§ Task prompt
In the HR 8799 e text, what does the part that opens with the words containing "HR 8799 e is" and closes with "the Solar System." say? Output that part word for word.

── Passage ──

Orbital characteristics
- Semi-major axis: 15.80+0.61 −0.50 AU
- Eccentricity: 0.13±0.02
- Orbital period (sidereal): 52.37 years
- Inclination: 22.38+3.17 −3.66 °
- Longitude of ascending node: 58.43+8.18 −9.77 °
- Argument of periastron: 104.81+12.58 −9.88 °
- Star: HR 8799

Physical characteristics
- Mean radius: 1.13±0.05 R_{J}
- Mass: 11.67+1.87 −1.78 M_{J}
- Surface gravity: 10^{4.18+0.06 −0.05} cgs
- Temperature: 1,138+30 −22 K
- Spectral type: ~L7

= HR 8799 e =

Jovian planet orbiting HR 8799

HR 8799 e is a large exoplanet, orbiting the star HR 8799, which lies 129 light-years from Earth. This gas giant has 7.5 times the mass of Jupiter and 1.13 times its radius. Due to their young age, all four discovered planets in the HR 8799 system are large, compared to all gas giants in the Solar System.

───
── Provided material ──

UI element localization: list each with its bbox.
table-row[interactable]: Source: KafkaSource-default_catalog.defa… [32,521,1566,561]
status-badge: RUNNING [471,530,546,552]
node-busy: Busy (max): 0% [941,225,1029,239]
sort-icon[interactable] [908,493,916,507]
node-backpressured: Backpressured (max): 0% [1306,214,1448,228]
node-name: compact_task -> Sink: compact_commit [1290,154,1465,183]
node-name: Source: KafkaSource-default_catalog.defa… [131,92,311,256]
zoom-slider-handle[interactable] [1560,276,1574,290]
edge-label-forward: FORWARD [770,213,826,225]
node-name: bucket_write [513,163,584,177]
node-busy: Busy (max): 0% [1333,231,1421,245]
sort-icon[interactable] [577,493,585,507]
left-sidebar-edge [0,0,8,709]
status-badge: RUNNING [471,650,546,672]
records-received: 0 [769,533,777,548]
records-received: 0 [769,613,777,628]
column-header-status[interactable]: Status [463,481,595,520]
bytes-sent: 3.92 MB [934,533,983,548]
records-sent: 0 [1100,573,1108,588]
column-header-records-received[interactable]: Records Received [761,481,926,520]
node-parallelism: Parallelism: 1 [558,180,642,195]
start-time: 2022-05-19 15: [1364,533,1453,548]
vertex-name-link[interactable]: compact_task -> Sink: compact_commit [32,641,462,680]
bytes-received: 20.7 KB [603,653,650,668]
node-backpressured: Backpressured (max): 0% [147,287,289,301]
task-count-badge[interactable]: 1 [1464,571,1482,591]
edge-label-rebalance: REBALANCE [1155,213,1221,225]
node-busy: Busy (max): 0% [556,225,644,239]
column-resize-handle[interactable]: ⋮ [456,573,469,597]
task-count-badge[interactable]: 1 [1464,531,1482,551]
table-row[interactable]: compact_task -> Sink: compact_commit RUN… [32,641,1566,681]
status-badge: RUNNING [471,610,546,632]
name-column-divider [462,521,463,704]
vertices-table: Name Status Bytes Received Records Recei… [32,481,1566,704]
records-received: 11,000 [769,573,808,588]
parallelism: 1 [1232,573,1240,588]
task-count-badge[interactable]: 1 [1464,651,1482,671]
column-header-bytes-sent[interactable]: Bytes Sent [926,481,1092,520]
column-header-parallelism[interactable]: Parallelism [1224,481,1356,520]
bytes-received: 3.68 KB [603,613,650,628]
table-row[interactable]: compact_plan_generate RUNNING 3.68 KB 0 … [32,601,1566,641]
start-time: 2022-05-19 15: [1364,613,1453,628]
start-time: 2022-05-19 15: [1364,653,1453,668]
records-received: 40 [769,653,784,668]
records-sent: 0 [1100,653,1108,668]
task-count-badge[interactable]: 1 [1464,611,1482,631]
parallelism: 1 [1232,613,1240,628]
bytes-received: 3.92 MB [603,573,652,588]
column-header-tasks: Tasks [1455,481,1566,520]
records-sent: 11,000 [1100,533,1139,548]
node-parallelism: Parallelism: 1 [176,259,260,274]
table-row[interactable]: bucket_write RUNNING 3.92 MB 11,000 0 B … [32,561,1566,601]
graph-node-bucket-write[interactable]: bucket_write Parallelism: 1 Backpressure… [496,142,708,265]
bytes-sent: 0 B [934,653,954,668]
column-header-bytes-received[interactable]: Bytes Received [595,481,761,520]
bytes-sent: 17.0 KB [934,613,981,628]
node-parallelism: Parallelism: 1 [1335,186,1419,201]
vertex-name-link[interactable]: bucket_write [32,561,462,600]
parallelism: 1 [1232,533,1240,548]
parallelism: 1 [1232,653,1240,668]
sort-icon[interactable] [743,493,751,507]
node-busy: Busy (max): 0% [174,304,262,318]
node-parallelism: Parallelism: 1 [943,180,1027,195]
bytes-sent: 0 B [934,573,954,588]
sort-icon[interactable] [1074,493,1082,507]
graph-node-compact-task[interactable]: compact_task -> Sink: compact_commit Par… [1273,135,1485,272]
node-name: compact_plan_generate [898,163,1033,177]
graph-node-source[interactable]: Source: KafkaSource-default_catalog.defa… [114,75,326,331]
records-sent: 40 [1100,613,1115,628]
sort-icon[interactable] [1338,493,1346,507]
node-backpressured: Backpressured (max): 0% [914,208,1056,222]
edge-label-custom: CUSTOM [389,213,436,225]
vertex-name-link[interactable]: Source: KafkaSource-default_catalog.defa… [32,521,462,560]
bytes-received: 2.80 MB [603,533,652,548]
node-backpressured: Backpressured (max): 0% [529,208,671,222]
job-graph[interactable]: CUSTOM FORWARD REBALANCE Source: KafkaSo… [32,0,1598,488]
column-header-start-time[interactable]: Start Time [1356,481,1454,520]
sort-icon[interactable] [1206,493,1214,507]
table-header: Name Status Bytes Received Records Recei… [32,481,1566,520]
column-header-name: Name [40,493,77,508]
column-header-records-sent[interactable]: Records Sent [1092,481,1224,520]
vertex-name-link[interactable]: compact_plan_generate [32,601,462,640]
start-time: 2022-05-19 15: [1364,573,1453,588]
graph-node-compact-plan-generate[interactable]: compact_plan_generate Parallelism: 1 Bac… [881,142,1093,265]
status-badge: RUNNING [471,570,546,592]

───

§ Exercise solution
HR 8799 e is a large exoplanet, orbiting the star HR 8799, which lies 129 light-years from Earth. This gas giant has 7.5 times the mass of Jupiter and 1.13 times its radius. Due to their young age, all four discovered planets in the HR 8799 system are large, compared to all gas giants in the Solar System.